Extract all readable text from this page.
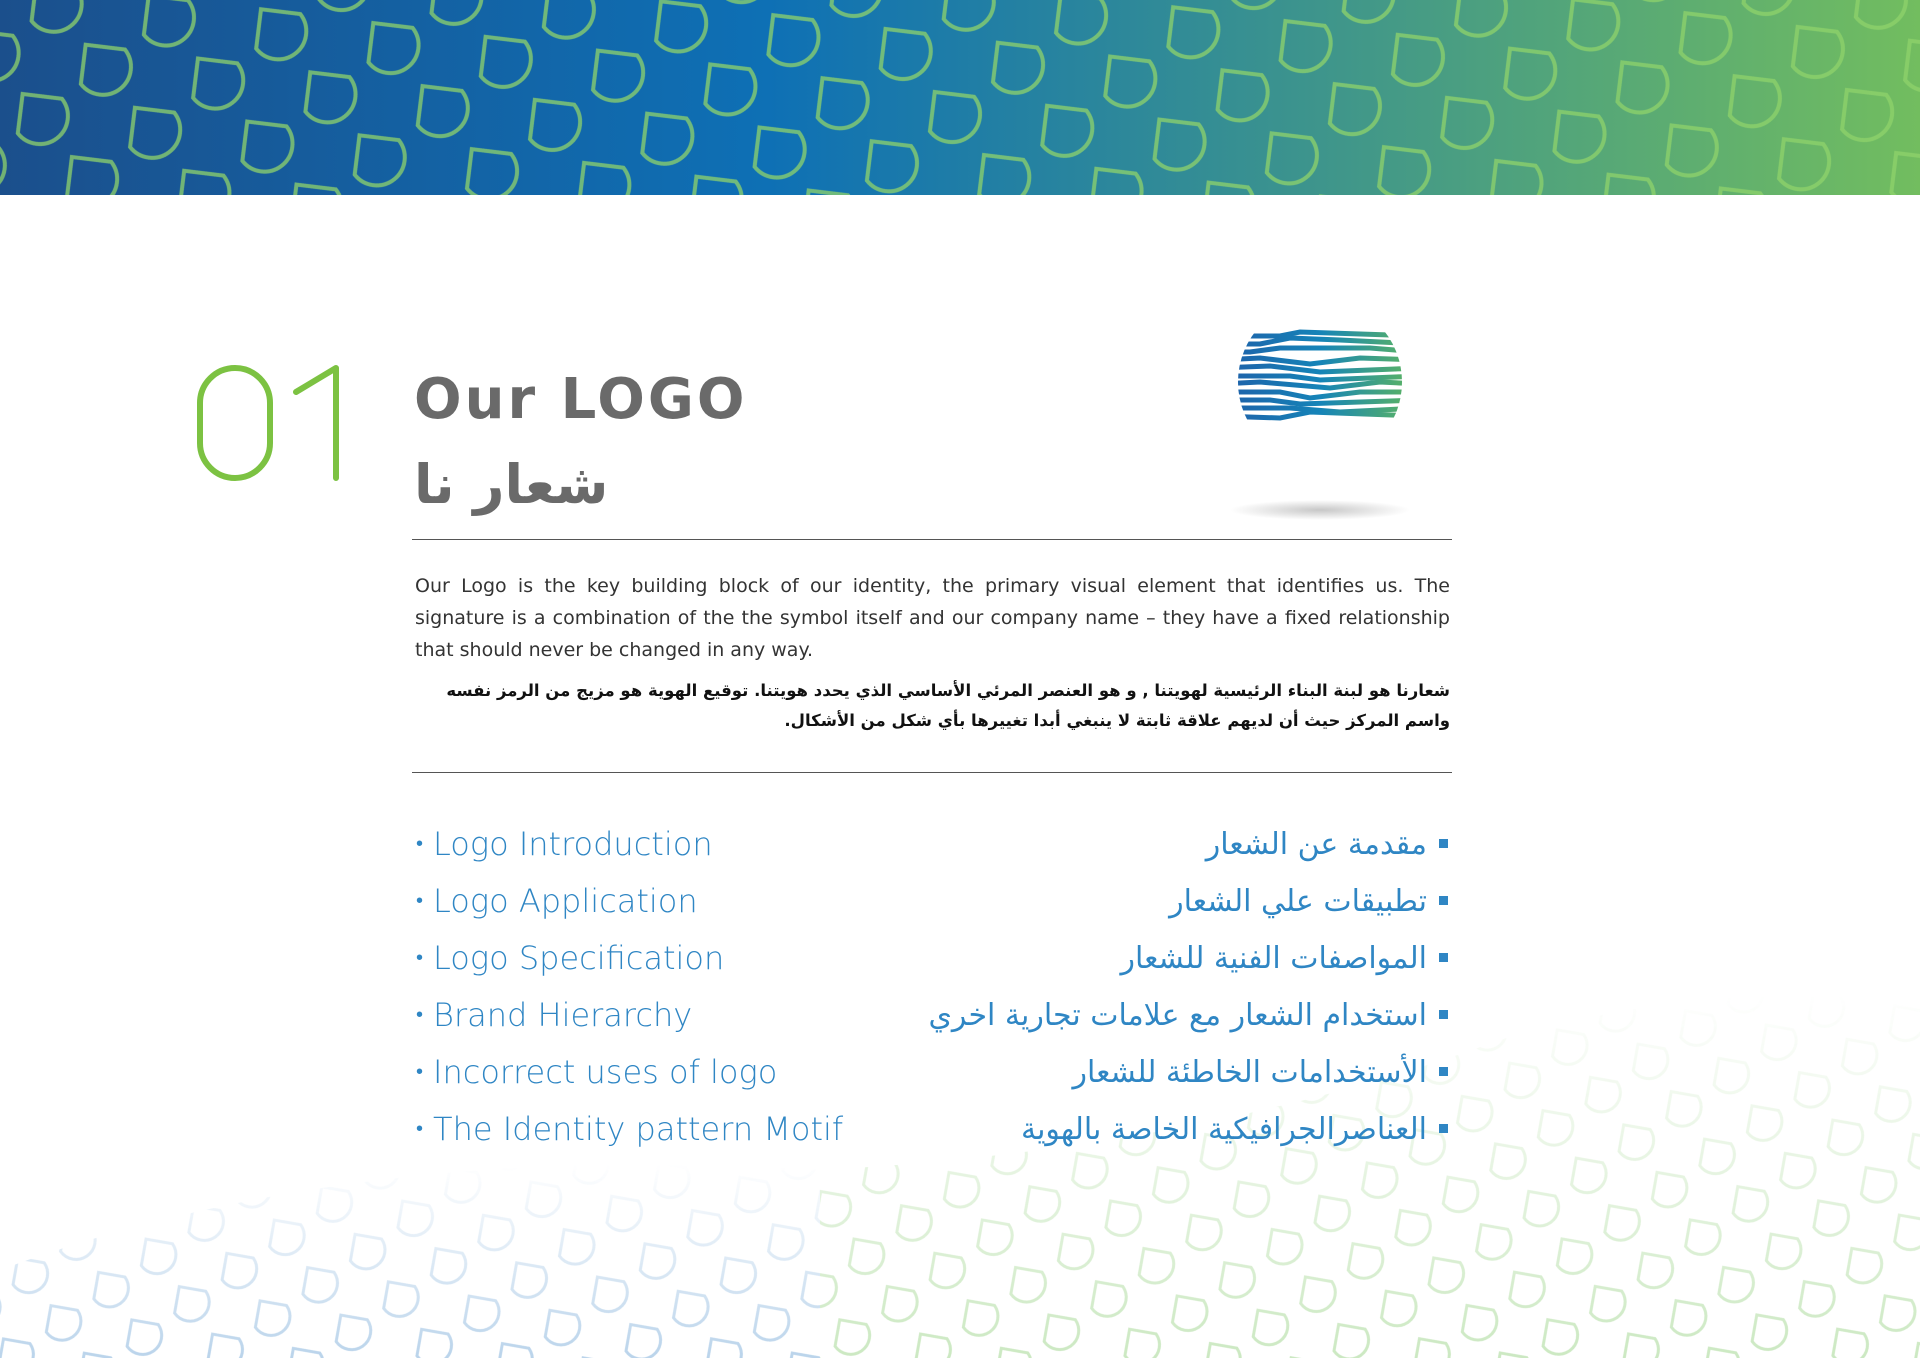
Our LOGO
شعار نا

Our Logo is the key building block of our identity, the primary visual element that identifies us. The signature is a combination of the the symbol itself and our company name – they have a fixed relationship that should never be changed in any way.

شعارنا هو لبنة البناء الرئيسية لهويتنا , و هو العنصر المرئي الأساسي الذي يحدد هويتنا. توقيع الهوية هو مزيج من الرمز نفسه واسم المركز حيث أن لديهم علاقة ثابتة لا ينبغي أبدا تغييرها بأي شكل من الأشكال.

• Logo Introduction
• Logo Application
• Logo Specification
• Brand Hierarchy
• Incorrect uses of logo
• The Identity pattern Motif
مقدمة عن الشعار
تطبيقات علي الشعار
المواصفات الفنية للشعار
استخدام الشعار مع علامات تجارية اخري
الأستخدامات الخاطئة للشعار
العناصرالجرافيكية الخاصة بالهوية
____________
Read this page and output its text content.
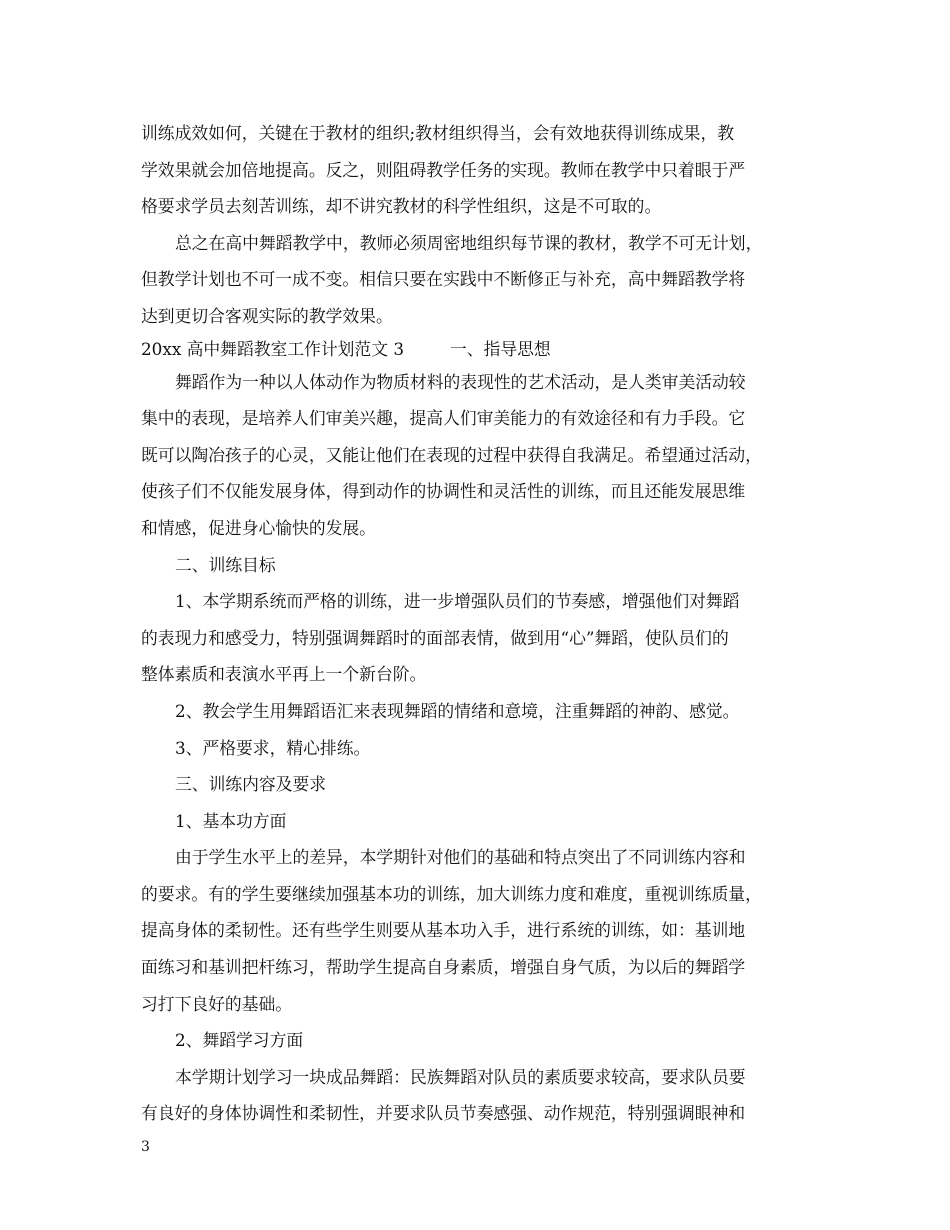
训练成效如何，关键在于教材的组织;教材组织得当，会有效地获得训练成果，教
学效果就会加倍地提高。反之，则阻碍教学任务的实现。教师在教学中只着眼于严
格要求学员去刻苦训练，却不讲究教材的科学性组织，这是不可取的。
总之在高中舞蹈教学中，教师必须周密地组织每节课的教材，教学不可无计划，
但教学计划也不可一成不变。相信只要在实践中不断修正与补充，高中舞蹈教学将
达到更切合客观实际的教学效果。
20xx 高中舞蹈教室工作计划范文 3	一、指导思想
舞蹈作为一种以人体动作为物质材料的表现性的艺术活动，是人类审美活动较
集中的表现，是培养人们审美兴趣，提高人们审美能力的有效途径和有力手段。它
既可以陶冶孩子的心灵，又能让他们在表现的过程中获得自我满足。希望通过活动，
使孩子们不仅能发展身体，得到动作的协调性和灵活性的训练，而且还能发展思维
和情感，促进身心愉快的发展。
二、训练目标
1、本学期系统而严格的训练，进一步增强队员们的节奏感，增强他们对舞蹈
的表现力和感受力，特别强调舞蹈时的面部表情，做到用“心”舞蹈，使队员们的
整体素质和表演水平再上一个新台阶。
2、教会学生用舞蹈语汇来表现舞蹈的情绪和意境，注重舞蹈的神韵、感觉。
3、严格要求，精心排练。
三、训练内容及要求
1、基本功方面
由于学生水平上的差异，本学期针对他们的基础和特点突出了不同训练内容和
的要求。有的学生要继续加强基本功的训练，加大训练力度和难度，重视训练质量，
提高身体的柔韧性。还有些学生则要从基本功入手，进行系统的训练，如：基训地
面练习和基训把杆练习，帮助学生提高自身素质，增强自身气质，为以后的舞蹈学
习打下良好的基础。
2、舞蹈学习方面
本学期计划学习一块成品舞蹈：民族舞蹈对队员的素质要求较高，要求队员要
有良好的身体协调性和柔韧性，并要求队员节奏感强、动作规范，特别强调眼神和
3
____________
* [EXERCISE DIRECTIONS]: Which lines in the listing above hold the word "page"? Show each of them.

* [TASK RESPONSE]:
Extract all readable text from this page.
Read this page and output its text content.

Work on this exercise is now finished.